▶ _TASK REQUIREMENTS_
Collect each line holding the string "JSON".

______________________________

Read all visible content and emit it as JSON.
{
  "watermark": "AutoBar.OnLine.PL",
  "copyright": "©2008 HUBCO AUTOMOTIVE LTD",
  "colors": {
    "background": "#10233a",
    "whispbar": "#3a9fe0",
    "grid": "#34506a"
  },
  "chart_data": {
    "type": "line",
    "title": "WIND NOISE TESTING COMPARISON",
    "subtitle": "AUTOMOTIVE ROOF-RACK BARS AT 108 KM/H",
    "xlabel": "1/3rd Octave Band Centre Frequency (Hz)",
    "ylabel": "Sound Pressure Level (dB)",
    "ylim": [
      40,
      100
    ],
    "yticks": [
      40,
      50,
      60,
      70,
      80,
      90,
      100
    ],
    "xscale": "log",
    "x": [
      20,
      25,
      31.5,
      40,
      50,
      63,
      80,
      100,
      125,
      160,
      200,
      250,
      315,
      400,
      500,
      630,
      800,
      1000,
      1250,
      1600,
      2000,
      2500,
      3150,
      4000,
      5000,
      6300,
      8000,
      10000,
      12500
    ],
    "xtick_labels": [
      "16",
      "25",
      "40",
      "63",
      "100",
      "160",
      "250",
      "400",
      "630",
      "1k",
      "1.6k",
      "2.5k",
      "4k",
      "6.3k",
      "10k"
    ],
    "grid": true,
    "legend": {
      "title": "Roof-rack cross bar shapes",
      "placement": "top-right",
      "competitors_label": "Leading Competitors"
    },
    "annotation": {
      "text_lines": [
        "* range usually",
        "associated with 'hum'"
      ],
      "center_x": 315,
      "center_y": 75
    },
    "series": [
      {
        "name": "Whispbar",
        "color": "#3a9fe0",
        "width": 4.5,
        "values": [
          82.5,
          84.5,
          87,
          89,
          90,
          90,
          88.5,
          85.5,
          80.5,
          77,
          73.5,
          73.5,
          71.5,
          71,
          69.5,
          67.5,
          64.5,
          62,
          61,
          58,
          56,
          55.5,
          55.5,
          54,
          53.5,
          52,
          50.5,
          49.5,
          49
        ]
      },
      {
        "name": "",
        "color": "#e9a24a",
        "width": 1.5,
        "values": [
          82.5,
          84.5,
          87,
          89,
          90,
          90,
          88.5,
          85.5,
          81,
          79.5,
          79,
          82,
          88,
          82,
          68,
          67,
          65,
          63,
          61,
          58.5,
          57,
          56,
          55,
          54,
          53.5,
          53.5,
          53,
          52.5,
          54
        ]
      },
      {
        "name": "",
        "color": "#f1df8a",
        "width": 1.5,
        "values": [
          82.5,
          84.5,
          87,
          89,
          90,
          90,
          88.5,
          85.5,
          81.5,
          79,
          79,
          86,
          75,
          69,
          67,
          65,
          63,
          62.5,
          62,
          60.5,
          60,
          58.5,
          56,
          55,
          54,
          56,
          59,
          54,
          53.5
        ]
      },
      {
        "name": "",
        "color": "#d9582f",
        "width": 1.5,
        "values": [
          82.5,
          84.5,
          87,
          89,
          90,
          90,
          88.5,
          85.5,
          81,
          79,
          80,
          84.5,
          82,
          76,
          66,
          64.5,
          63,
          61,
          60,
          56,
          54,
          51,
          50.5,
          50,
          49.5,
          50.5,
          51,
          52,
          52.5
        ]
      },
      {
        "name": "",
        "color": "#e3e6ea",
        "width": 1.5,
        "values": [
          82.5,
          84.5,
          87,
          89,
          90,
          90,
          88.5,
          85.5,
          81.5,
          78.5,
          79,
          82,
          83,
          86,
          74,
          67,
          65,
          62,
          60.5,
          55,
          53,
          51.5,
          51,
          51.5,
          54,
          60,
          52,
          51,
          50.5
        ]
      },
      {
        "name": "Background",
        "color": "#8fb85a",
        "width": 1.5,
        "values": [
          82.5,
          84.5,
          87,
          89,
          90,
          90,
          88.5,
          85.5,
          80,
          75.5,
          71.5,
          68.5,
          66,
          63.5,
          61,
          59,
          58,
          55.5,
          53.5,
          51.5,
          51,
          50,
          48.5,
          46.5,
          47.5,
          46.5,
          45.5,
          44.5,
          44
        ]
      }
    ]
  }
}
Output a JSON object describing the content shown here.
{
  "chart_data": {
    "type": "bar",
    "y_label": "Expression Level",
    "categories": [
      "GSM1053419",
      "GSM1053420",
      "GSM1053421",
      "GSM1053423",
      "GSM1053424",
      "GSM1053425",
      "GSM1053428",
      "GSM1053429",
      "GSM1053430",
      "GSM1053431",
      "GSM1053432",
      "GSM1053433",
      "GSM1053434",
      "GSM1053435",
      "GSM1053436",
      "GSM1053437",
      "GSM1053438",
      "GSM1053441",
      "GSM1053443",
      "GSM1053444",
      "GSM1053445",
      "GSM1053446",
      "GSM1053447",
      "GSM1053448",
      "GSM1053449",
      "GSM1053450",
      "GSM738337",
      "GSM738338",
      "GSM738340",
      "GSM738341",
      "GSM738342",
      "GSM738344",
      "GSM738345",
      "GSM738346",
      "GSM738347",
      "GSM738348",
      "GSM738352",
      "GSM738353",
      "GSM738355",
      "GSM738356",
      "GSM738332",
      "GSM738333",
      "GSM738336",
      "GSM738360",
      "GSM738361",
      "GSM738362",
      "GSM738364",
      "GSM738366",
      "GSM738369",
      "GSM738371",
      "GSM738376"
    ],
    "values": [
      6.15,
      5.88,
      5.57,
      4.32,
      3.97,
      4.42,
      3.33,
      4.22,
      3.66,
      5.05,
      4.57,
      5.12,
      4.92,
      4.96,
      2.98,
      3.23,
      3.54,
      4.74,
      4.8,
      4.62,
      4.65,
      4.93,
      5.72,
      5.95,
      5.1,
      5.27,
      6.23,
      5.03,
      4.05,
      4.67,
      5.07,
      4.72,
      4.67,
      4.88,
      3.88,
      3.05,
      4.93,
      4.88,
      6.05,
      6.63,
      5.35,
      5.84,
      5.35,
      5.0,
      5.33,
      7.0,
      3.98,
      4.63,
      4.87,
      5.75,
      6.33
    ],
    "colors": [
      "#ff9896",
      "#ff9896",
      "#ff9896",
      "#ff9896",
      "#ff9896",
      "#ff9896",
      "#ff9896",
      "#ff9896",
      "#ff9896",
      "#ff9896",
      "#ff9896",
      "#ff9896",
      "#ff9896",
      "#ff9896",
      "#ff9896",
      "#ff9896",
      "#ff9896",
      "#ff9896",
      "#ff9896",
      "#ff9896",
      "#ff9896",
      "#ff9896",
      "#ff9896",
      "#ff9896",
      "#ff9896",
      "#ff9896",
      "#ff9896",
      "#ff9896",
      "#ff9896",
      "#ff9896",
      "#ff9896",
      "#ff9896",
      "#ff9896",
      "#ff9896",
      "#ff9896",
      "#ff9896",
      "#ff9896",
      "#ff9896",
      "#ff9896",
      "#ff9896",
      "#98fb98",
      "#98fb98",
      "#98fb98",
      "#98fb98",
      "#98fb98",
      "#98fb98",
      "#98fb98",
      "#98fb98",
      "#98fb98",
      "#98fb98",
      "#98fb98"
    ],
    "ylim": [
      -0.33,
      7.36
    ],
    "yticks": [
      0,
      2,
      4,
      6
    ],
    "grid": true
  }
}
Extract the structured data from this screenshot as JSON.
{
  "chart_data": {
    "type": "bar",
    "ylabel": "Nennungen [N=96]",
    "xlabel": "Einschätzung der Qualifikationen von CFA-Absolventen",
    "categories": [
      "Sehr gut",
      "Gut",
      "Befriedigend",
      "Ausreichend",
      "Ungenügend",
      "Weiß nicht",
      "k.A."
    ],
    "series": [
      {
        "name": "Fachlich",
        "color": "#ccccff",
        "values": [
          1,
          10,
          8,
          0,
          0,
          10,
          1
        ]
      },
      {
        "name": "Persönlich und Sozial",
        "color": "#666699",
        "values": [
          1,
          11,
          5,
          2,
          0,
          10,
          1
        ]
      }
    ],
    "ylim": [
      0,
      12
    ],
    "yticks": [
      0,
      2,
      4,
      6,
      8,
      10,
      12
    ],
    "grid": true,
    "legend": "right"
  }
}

______________________________

▶ _TASK ANSWER_
Read all visible content and emit it as JSON.
Output a JSON object describing the content shown here.
Extract the structured data from this screenshot as JSON.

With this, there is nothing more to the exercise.